----- DATA TO PROCESS -----
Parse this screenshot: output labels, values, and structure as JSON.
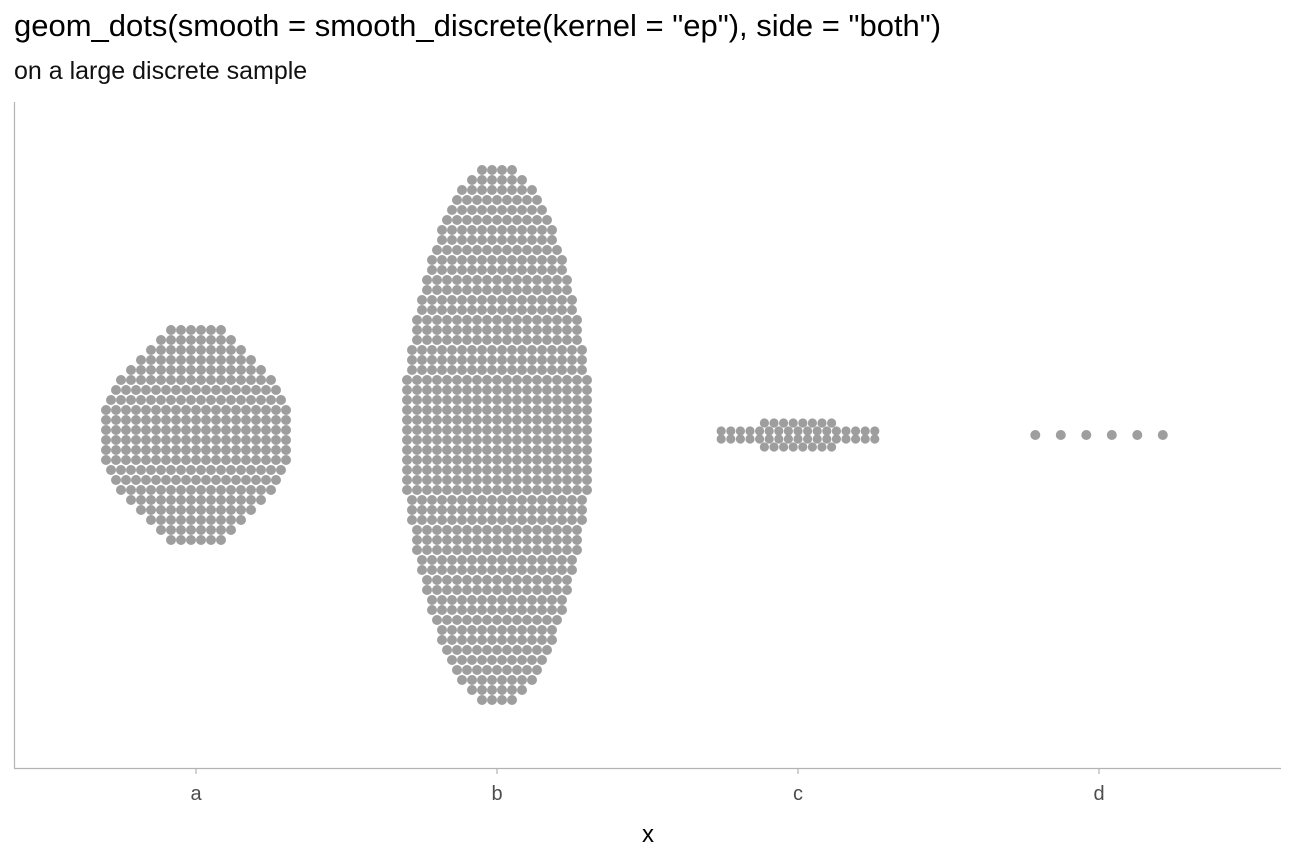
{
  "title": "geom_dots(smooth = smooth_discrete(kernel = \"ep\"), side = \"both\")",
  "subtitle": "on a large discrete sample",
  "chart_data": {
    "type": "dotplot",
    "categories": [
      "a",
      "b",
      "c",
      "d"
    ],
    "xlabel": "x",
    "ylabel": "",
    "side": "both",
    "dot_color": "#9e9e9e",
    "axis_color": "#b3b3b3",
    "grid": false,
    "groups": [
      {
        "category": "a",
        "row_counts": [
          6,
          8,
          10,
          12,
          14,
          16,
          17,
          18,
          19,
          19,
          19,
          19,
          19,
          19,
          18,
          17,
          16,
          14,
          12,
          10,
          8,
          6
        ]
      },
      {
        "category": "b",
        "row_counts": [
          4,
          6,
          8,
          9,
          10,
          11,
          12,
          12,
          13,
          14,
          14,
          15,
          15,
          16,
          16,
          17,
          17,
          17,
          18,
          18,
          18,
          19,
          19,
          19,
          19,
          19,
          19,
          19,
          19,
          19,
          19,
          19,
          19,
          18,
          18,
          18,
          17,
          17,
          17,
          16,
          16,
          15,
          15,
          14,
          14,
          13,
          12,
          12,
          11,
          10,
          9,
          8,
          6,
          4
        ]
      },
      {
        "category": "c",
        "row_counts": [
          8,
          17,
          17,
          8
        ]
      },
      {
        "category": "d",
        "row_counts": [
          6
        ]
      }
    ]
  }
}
-----
__SHORT EXERCISE__: Can you repeat every record above exactly, apart from the pictures?

__COMPLETE ANSWER__:
Parse this screenshot: output labels, values, and structure as JSON.
{
  "title": "geom_dots(smooth = smooth_discrete(kernel = \"ep\"), side = \"both\")",
  "subtitle": "on a large discrete sample",
  "chart_data": {
    "type": "dotplot",
    "categories": [
      "a",
      "b",
      "c",
      "d"
    ],
    "xlabel": "x",
    "ylabel": "",
    "side": "both",
    "dot_color": "#9e9e9e",
    "axis_color": "#b3b3b3",
    "grid": false,
    "groups": [
      {
        "category": "a",
        "row_counts": [
          6,
          8,
          10,
          12,
          14,
          16,
          17,
          18,
          19,
          19,
          19,
          19,
          19,
          19,
          18,
          17,
          16,
          14,
          12,
          10,
          8,
          6
        ]
      },
      {
        "category": "b",
        "row_counts": [
          4,
          6,
          8,
          9,
          10,
          11,
          12,
          12,
          13,
          14,
          14,
          15,
          15,
          16,
          16,
          17,
          17,
          17,
          18,
          18,
          18,
          19,
          19,
          19,
          19,
          19,
          19,
          19,
          19,
          19,
          19,
          19,
          19,
          18,
          18,
          18,
          17,
          17,
          17,
          16,
          16,
          15,
          15,
          14,
          14,
          13,
          12,
          12,
          11,
          10,
          9,
          8,
          6,
          4
        ]
      },
      {
        "category": "c",
        "row_counts": [
          8,
          17,
          17,
          8
        ]
      },
      {
        "category": "d",
        "row_counts": [
          6
        ]
      }
    ]
  }
}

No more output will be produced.